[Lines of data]
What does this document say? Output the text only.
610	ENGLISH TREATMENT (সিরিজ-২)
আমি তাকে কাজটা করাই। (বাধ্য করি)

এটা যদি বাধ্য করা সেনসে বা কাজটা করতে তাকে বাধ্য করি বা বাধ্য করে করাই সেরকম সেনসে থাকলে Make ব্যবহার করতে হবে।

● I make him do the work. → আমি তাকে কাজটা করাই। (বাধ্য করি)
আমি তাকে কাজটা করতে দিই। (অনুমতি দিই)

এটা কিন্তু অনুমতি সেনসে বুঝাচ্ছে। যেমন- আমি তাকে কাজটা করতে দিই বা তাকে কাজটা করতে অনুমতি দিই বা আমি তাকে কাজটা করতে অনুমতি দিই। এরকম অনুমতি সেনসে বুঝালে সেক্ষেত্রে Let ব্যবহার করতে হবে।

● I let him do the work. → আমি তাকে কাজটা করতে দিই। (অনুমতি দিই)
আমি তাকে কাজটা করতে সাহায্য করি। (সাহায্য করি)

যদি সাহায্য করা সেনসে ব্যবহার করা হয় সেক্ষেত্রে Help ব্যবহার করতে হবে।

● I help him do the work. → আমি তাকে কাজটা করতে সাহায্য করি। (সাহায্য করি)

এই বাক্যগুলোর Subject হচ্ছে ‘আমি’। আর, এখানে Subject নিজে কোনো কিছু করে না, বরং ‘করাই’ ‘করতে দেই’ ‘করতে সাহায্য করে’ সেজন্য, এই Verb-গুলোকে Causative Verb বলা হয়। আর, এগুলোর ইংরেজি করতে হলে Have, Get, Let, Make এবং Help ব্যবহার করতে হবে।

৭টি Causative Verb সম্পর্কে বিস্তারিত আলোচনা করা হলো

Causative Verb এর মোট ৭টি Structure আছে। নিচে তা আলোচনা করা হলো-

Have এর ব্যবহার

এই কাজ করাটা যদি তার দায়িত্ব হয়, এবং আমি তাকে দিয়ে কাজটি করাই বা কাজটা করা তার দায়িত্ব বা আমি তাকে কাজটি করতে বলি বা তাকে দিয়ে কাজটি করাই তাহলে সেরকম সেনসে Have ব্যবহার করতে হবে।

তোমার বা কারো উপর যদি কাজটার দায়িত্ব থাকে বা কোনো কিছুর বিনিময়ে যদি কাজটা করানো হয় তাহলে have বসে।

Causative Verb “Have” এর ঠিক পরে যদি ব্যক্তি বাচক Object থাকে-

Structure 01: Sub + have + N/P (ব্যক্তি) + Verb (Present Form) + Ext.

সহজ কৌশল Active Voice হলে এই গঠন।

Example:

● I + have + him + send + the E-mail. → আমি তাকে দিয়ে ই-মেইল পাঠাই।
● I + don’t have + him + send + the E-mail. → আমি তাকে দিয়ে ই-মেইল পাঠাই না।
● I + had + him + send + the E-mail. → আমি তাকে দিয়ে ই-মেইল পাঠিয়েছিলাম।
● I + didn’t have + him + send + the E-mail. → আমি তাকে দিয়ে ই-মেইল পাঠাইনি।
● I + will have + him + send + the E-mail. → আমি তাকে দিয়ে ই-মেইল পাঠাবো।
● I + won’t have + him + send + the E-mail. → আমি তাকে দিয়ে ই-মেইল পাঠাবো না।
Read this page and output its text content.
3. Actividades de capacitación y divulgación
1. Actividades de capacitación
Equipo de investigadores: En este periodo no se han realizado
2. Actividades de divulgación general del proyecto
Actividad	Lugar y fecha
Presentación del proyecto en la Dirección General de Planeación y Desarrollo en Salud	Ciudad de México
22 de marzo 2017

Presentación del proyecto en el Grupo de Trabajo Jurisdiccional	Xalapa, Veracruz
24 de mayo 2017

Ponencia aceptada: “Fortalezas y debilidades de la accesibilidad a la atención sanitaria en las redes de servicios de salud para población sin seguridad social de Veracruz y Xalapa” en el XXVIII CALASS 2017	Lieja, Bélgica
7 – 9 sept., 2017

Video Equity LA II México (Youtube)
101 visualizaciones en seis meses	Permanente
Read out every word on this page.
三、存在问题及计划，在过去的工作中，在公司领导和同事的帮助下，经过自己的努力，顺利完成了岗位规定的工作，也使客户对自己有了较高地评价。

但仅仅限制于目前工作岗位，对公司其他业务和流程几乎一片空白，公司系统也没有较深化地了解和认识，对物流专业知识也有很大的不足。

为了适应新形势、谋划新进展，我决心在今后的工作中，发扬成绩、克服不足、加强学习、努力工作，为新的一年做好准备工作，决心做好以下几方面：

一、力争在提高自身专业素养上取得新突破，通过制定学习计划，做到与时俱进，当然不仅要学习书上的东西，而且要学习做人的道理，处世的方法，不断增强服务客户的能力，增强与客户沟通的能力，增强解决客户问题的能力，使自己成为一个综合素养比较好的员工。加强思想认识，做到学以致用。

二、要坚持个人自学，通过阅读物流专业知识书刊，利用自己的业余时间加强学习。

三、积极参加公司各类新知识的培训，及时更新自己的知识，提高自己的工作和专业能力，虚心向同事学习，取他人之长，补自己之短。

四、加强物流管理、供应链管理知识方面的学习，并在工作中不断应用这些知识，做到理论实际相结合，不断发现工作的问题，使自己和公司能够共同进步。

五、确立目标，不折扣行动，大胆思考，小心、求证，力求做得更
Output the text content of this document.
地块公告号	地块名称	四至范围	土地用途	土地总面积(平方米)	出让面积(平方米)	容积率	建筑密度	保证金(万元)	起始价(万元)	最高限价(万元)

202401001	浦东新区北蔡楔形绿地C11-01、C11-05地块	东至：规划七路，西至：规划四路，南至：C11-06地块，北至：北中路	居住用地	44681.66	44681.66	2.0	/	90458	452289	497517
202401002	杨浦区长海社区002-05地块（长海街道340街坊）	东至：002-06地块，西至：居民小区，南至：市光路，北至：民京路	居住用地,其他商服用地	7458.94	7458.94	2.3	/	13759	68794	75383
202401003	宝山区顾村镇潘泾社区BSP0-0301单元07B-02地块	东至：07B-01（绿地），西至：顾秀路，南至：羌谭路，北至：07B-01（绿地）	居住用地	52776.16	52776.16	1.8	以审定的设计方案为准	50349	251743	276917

GOAL OF THE EXERCISE:
Your task is to print the whole listing again exactly.

ANSWER TO THIS PROBLEM:
What does this document say? Output the text only.
610	ENGLISH TREATMENT (সিরিজ-২)
আমি তাকে কাজটা করাই। (বাধ্য করি)

এটা যদি বাধ্য করা সেনসে বা কাজটা করতে তাকে বাধ্য করি বা বাধ্য করে করাই সেরকম সেনসে থাকলে Make ব্যবহার করতে হবে।

● I make him do the work. → আমি তাকে কাজটা করাই। (বাধ্য করি)
আমি তাকে কাজটা করতে দিই। (অনুমতি দিই)

এটা কিন্তু অনুমতি সেনসে বুঝাচ্ছে। যেমন- আমি তাকে কাজটা করতে দিই বা তাকে কাজটা করতে অনুমতি দিই বা আমি তাকে কাজটা করতে অনুমতি দিই। এরকম অনুমতি সেনসে বুঝালে সেক্ষেত্রে Let ব্যবহার করতে হবে।

● I let him do the work. → আমি তাকে কাজটা করতে দিই। (অনুমতি দিই)
আমি তাকে কাজটা করতে সাহায্য করি। (সাহায্য করি)

যদি সাহায্য করা সেনসে ব্যবহার করা হয় সেক্ষেত্রে Help ব্যবহার করতে হবে।

● I help him do the work. → আমি তাকে কাজটা করতে সাহায্য করি। (সাহায্য করি)

এই বাক্যগুলোর Subject হচ্ছে ‘আমি’। আর, এখানে Subject নিজে কোনো কিছু করে না, বরং ‘করাই’ ‘করতে দেই’ ‘করতে সাহায্য করে’ সেজন্য, এই Verb-গুলোকে Causative Verb বলা হয়। আর, এগুলোর ইংরেজি করতে হলে Have, Get, Let, Make এবং Help ব্যবহার করতে হবে।

৭টি Causative Verb সম্পর্কে বিস্তারিত আলোচনা করা হলো

Causative Verb এর মোট ৭টি Structure আছে। নিচে তা আলোচনা করা হলো-

Have এর ব্যবহার

এই কাজ করাটা যদি তার দায়িত্ব হয়, এবং আমি তাকে দিয়ে কাজটি করাই বা কাজটা করা তার দায়িত্ব বা আমি তাকে কাজটি করতে বলি বা তাকে দিয়ে কাজটি করাই তাহলে সেরকম সেনসে Have ব্যবহার করতে হবে।

তোমার বা কারো উপর যদি কাজটার দায়িত্ব থাকে বা কোনো কিছুর বিনিময়ে যদি কাজটা করানো হয় তাহলে have বসে।

Causative Verb “Have” এর ঠিক পরে যদি ব্যক্তি বাচক Object থাকে-

Structure 01: Sub + have + N/P (ব্যক্তি) + Verb (Present Form) + Ext.

সহজ কৌশল Active Voice হলে এই গঠন।

Example:

● I + have + him + send + the E-mail. → আমি তাকে দিয়ে ই-মেইল পাঠাই।
● I + don’t have + him + send + the E-mail. → আমি তাকে দিয়ে ই-মেইল পাঠাই না।
● I + had + him + send + the E-mail. → আমি তাকে দিয়ে ই-মেইল পাঠিয়েছিলাম।
● I + didn’t have + him + send + the E-mail. → আমি তাকে দিয়ে ই-মেইল পাঠাইনি।
● I + will have + him + send + the E-mail. → আমি তাকে দিয়ে ই-মেইল পাঠাবো।
● I + won’t have + him + send + the E-mail. → আমি তাকে দিয়ে ই-মেইল পাঠাবো না।
Read this page and output its text content.
3. Actividades de capacitación y divulgación
1. Actividades de capacitación
Equipo de investigadores: En este periodo no se han realizado
2. Actividades de divulgación general del proyecto
Actividad	Lugar y fecha
Presentación del proyecto en la Dirección General de Planeación y Desarrollo en Salud	Ciudad de México
22 de marzo 2017

Presentación del proyecto en el Grupo de Trabajo Jurisdiccional	Xalapa, Veracruz
24 de mayo 2017

Ponencia aceptada: “Fortalezas y debilidades de la accesibilidad a la atención sanitaria en las redes de servicios de salud para población sin seguridad social de Veracruz y Xalapa” en el XXVIII CALASS 2017	Lieja, Bélgica
7 – 9 sept., 2017

Video Equity LA II México (Youtube)
101 visualizaciones en seis meses	Permanente
Read out every word on this page.
三、存在问题及计划，在过去的工作中，在公司领导和同事的帮助下，经过自己的努力，顺利完成了岗位规定的工作，也使客户对自己有了较高地评价。

但仅仅限制于目前工作岗位，对公司其他业务和流程几乎一片空白，公司系统也没有较深化地了解和认识，对物流专业知识也有很大的不足。

为了适应新形势、谋划新进展，我决心在今后的工作中，发扬成绩、克服不足、加强学习、努力工作，为新的一年做好准备工作，决心做好以下几方面：

一、力争在提高自身专业素养上取得新突破，通过制定学习计划，做到与时俱进，当然不仅要学习书上的东西，而且要学习做人的道理，处世的方法，不断增强服务客户的能力，增强与客户沟通的能力，增强解决客户问题的能力，使自己成为一个综合素养比较好的员工。加强思想认识，做到学以致用。

二、要坚持个人自学，通过阅读物流专业知识书刊，利用自己的业余时间加强学习。

三、积极参加公司各类新知识的培训，及时更新自己的知识，提高自己的工作和专业能力，虚心向同事学习，取他人之长，补自己之短。

四、加强物流管理、供应链管理知识方面的学习，并在工作中不断应用这些知识，做到理论实际相结合，不断发现工作的问题，使自己和公司能够共同进步。

五、确立目标，不折扣行动，大胆思考，小心、求证，力求做得更
Output the text content of this document.
地块公告号	地块名称	四至范围	土地用途	土地总面积(平方米)	出让面积(平方米)	容积率	建筑密度	保证金(万元)	起始价(万元)	最高限价(万元)

202401001	浦东新区北蔡楔形绿地C11-01、C11-05地块	东至：规划七路，西至：规划四路，南至：C11-06地块，北至：北中路	居住用地	44681.66	44681.66	2.0	/	90458	452289	497517
202401002	杨浦区长海社区002-05地块（长海街道340街坊）	东至：002-06地块，西至：居民小区，南至：市光路，北至：民京路	居住用地,其他商服用地	7458.94	7458.94	2.3	/	13759	68794	75383
202401003	宝山区顾村镇潘泾社区BSP0-0301单元07B-02地块	东至：07B-01（绿地），西至：顾秀路，南至：羌谭路，北至：07B-01（绿地）	居住用地	52776.16	52776.16	1.8	以审定的设计方案为准	50349	251743	276917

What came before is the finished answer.